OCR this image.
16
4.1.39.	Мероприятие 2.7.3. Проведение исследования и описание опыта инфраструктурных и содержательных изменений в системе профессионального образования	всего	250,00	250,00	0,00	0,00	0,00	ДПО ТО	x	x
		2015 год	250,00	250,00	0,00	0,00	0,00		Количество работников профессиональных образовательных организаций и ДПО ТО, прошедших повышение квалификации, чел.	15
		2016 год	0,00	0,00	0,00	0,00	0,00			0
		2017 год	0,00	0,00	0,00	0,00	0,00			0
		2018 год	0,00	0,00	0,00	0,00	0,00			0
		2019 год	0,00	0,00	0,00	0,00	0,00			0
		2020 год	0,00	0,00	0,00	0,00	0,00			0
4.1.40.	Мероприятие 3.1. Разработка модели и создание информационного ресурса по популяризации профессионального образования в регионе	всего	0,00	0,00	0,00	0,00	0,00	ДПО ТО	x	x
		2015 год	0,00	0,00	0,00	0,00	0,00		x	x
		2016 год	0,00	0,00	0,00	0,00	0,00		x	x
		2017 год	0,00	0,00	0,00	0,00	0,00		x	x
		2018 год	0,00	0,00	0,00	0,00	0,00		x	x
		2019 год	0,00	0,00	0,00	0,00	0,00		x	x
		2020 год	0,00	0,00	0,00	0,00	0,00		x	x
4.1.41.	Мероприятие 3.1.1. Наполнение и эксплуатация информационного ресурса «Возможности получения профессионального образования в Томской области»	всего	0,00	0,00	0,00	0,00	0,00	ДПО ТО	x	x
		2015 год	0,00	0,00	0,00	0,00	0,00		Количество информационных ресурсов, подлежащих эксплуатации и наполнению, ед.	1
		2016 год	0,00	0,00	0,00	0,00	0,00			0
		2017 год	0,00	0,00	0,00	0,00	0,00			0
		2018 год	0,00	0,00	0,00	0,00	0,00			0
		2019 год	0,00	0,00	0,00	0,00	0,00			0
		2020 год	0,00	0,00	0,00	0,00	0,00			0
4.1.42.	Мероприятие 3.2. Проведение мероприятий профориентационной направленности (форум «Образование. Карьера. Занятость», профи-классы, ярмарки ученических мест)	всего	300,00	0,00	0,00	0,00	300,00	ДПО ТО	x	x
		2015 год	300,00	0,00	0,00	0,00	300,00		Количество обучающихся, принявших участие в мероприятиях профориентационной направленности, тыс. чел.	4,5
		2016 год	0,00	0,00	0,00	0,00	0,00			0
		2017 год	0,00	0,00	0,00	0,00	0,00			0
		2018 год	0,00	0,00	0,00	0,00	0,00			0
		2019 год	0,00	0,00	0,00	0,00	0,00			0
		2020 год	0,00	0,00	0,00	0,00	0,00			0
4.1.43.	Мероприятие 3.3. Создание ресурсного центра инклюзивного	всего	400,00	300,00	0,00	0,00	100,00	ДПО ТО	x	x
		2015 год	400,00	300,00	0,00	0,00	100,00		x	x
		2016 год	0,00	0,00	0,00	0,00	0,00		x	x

__To do__
Make a verbatim copy of every entry shown above.

__Answer to the exercise__
OCR this image.
16
4.1.39.	Мероприятие 2.7.3. Проведение исследования и описание опыта инфраструктурных и содержательных изменений в системе профессионального образования	всего	250,00	250,00	0,00	0,00	0,00	ДПО ТО	x	x
		2015 год	250,00	250,00	0,00	0,00	0,00		Количество работников профессиональных образовательных организаций и ДПО ТО, прошедших повышение квалификации, чел.	15
		2016 год	0,00	0,00	0,00	0,00	0,00			0
		2017 год	0,00	0,00	0,00	0,00	0,00			0
		2018 год	0,00	0,00	0,00	0,00	0,00			0
		2019 год	0,00	0,00	0,00	0,00	0,00			0
		2020 год	0,00	0,00	0,00	0,00	0,00			0
4.1.40.	Мероприятие 3.1. Разработка модели и создание информационного ресурса по популяризации профессионального образования в регионе	всего	0,00	0,00	0,00	0,00	0,00	ДПО ТО	x	x
		2015 год	0,00	0,00	0,00	0,00	0,00		x	x
		2016 год	0,00	0,00	0,00	0,00	0,00		x	x
		2017 год	0,00	0,00	0,00	0,00	0,00		x	x
		2018 год	0,00	0,00	0,00	0,00	0,00		x	x
		2019 год	0,00	0,00	0,00	0,00	0,00		x	x
		2020 год	0,00	0,00	0,00	0,00	0,00		x	x
4.1.41.	Мероприятие 3.1.1. Наполнение и эксплуатация информационного ресурса «Возможности получения профессионального образования в Томской области»	всего	0,00	0,00	0,00	0,00	0,00	ДПО ТО	x	x
		2015 год	0,00	0,00	0,00	0,00	0,00		Количество информационных ресурсов, подлежащих эксплуатации и наполнению, ед.	1
		2016 год	0,00	0,00	0,00	0,00	0,00			0
		2017 год	0,00	0,00	0,00	0,00	0,00			0
		2018 год	0,00	0,00	0,00	0,00	0,00			0
		2019 год	0,00	0,00	0,00	0,00	0,00			0
		2020 год	0,00	0,00	0,00	0,00	0,00			0
4.1.42.	Мероприятие 3.2. Проведение мероприятий профориентационной направленности (форум «Образование. Карьера. Занятость», профи-классы, ярмарки ученических мест)	всего	300,00	0,00	0,00	0,00	300,00	ДПО ТО	x	x
		2015 год	300,00	0,00	0,00	0,00	300,00		Количество обучающихся, принявших участие в мероприятиях профориентационной направленности, тыс. чел.	4,5
		2016 год	0,00	0,00	0,00	0,00	0,00			0
		2017 год	0,00	0,00	0,00	0,00	0,00			0
		2018 год	0,00	0,00	0,00	0,00	0,00			0
		2019 год	0,00	0,00	0,00	0,00	0,00			0
		2020 год	0,00	0,00	0,00	0,00	0,00			0
4.1.43.	Мероприятие 3.3. Создание ресурсного центра инклюзивного	всего	400,00	300,00	0,00	0,00	100,00	ДПО ТО	x	x
		2015 год	400,00	300,00	0,00	0,00	100,00		x	x
		2016 год	0,00	0,00	0,00	0,00	0,00		x	x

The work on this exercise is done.